* List of tasks *
A - In the undef thread, which manual does the first message take its definition of undef from?
B - List every distinct person the undef thread names as the writer of a message.
C - From the undef thread, return the stretch starting at "On Mon, Aug 22, 2011 at 5:46" and ending at "and concurrent programs.".

* Passage *

[LLVMdev] LLVM Concurrency and Undef

Mon Aug 22 17:54:56 PDT 2011

On Mon, Aug 22, 2011 at 5:46 PM, Eli Friedman <eli.friedman at gmail.com> wrote:
> On Mon, Aug 22, 2011 at 5:29 PM, Jianzhou Zhao <jianzhou at seas.upenn.edu> wrote:
>> On Mon, Aug 22, 2011 at 7:27 PM, Jeffrey Yasskin <jyasskin at google.com> wrote:
>>> On Mon, Aug 22, 2011 at 3:49 PM, Eli Friedman <eli.friedman at gmail.com> wrote:
>>>> On Mon, Aug 22, 2011 at 3:40 PM, Jianzhou Zhao <jianzhou at seas.upenn.edu> wrote:
>>>>> On Mon, Aug 22, 2011 at 6:08 PM, Eli Friedman <eli.friedman at gmail.com> wrote:
>>>>>> On Mon, Aug 22, 2011 at 2:49 PM, Santosh Nagarakatte
>>>>>> <santosh.nagarakatte at gmail.com> wrote:
>>>>>>> Hi all,
>>>>>>>
>>>>>>> I have been trying to understand the use of undef in both sequential
>>>>>>> and concurrent programs.
>>>>>>>
>>>>>>> >From the LLVM Language Reference Manual, I see the following
>>>>>>> definition of undef.
>>>>>>> "Undef can be used anywhere a constant is expected, and indicates that
>>>>>>> the user of the value may receive an unspecified bit-pattern".

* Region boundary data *
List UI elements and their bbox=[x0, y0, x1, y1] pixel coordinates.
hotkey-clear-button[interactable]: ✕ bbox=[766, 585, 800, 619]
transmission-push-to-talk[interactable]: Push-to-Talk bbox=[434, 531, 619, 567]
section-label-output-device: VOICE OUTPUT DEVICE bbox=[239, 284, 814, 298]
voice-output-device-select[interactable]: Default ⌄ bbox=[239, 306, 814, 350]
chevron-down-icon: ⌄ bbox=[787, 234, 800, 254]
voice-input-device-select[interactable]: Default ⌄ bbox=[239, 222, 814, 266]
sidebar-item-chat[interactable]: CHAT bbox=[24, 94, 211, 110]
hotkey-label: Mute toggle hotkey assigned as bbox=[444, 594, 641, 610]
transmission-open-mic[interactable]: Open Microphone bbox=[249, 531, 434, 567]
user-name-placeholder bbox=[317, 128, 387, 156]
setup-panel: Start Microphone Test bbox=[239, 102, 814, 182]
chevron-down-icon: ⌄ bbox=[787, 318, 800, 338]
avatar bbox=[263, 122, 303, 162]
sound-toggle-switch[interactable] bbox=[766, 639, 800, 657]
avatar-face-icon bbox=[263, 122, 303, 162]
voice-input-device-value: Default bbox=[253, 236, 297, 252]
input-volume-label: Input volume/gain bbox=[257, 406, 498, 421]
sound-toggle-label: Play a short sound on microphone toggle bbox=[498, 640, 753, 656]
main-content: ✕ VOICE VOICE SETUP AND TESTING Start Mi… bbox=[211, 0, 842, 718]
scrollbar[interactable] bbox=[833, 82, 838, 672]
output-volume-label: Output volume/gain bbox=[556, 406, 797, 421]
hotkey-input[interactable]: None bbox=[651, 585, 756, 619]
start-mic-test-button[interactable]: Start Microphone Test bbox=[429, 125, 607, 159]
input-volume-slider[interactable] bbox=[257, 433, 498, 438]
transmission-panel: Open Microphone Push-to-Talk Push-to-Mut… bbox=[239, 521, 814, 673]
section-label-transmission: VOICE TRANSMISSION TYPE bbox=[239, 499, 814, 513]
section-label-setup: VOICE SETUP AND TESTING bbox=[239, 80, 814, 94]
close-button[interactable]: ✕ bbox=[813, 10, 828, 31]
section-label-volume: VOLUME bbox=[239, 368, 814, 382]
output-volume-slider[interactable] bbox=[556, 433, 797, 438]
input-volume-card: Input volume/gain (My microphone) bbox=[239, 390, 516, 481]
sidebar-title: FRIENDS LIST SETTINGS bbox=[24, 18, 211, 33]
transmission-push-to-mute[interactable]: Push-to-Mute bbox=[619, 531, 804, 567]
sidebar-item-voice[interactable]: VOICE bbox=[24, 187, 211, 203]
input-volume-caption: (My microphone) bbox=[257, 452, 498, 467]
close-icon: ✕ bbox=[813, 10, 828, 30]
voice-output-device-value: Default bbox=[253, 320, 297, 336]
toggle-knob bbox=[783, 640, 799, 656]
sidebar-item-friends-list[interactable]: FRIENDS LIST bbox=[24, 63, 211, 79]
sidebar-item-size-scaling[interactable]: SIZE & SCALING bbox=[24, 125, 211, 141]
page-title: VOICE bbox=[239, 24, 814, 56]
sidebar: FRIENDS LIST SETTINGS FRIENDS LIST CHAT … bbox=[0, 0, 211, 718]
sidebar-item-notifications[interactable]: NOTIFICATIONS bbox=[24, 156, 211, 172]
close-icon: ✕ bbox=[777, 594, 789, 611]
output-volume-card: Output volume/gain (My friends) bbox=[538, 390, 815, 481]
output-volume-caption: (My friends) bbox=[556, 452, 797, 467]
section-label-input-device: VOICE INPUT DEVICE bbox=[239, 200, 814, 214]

* Task-by-task answers *
A - The LLVM Language Reference Manual.

B - Eli Friedman, Jianzhou Zhao, Jeffrey Yasskin, Santosh Nagarakatte

C -
On Mon, Aug 22, 2011 at 5:46 PM, Eli Friedman <eli.friedman at gmail.com> wrote:
> On Mon, Aug 22, 2011 at 5:29 PM, Jianzhou Zhao <jianzhou at seas.upenn.edu> wrote:
>> On Mon, Aug 22, 2011 at 7:27 PM, Jeffrey Yasskin <jyasskin at google.com> wrote:
>>> On Mon, Aug 22, 2011 at 3:49 PM, Eli Friedman <eli.friedman at gmail.com> wrote:
>>>> On Mon, Aug 22, 2011 at 3:40 PM, Jianzhou Zhao <jianzhou at seas.upenn.edu> wrote:
>>>>> On Mon, Aug 22, 2011 at 6:08 PM, Eli Friedman <eli.friedman at gmail.com> wrote:
>>>>>> On Mon, Aug 22, 2011 at 2:49 PM, Santosh Nagarakatte
>>>>>> <santosh.nagarakatte at gmail.com> wrote:
>>>>>>> Hi all,
>>>>>>>
>>>>>>> I have been trying to understand the use of undef in both sequential
>>>>>>> and concurrent programs.